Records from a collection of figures

::::::

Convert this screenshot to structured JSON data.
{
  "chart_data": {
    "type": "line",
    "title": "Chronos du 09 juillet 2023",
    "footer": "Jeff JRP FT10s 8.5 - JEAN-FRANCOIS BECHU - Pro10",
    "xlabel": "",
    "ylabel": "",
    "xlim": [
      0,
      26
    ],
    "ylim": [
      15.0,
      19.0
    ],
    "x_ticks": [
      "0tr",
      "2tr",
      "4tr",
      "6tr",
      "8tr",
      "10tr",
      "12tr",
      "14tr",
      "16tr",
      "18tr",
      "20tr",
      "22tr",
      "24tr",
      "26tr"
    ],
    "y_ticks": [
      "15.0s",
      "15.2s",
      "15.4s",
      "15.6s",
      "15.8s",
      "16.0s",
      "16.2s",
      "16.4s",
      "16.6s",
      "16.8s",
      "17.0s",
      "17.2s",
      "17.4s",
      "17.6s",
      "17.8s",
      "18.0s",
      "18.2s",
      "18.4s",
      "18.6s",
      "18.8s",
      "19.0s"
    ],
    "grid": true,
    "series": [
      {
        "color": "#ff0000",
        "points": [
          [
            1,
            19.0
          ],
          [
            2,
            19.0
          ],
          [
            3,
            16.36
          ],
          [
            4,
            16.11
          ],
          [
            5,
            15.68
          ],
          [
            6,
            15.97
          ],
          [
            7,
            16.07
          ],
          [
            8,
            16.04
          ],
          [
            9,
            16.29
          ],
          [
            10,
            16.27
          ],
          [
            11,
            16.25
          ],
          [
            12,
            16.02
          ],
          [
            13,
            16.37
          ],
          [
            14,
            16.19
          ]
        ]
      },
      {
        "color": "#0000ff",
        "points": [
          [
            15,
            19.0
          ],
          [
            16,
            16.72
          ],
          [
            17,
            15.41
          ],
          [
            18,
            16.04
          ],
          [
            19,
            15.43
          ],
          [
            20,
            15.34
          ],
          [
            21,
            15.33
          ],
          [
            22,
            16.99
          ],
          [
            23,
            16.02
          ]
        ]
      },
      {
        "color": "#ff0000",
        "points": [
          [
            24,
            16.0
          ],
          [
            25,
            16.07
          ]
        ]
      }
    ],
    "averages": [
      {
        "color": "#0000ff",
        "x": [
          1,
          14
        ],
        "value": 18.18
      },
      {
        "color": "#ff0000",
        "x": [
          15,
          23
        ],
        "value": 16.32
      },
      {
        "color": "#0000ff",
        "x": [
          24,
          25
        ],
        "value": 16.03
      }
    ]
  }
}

::::::

#### What you need to do:
Quote all of the entries exactly as they appear.

#### Written reply:
Convert this screenshot to structured JSON data.
{
  "chart_data": {
    "type": "line",
    "title": "Chronos du 09 juillet 2023",
    "footer": "Jeff JRP FT10s 8.5 - JEAN-FRANCOIS BECHU - Pro10",
    "xlabel": "",
    "ylabel": "",
    "xlim": [
      0,
      26
    ],
    "ylim": [
      15.0,
      19.0
    ],
    "x_ticks": [
      "0tr",
      "2tr",
      "4tr",
      "6tr",
      "8tr",
      "10tr",
      "12tr",
      "14tr",
      "16tr",
      "18tr",
      "20tr",
      "22tr",
      "24tr",
      "26tr"
    ],
    "y_ticks": [
      "15.0s",
      "15.2s",
      "15.4s",
      "15.6s",
      "15.8s",
      "16.0s",
      "16.2s",
      "16.4s",
      "16.6s",
      "16.8s",
      "17.0s",
      "17.2s",
      "17.4s",
      "17.6s",
      "17.8s",
      "18.0s",
      "18.2s",
      "18.4s",
      "18.6s",
      "18.8s",
      "19.0s"
    ],
    "grid": true,
    "series": [
      {
        "color": "#ff0000",
        "points": [
          [
            1,
            19.0
          ],
          [
            2,
            19.0
          ],
          [
            3,
            16.36
          ],
          [
            4,
            16.11
          ],
          [
            5,
            15.68
          ],
          [
            6,
            15.97
          ],
          [
            7,
            16.07
          ],
          [
            8,
            16.04
          ],
          [
            9,
            16.29
          ],
          [
            10,
            16.27
          ],
          [
            11,
            16.25
          ],
          [
            12,
            16.02
          ],
          [
            13,
            16.37
          ],
          [
            14,
            16.19
          ]
        ]
      },
      {
        "color": "#0000ff",
        "points": [
          [
            15,
            19.0
          ],
          [
            16,
            16.72
          ],
          [
            17,
            15.41
          ],
          [
            18,
            16.04
          ],
          [
            19,
            15.43
          ],
          [
            20,
            15.34
          ],
          [
            21,
            15.33
          ],
          [
            22,
            16.99
          ],
          [
            23,
            16.02
          ]
        ]
      },
      {
        "color": "#ff0000",
        "points": [
          [
            24,
            16.0
          ],
          [
            25,
            16.07
          ]
        ]
      }
    ],
    "averages": [
      {
        "color": "#0000ff",
        "x": [
          1,
          14
        ],
        "value": 18.18
      },
      {
        "color": "#ff0000",
        "x": [
          15,
          23
        ],
        "value": 16.32
      },
      {
        "color": "#0000ff",
        "x": [
          24,
          25
        ],
        "value": 16.03
      }
    ]
  }
}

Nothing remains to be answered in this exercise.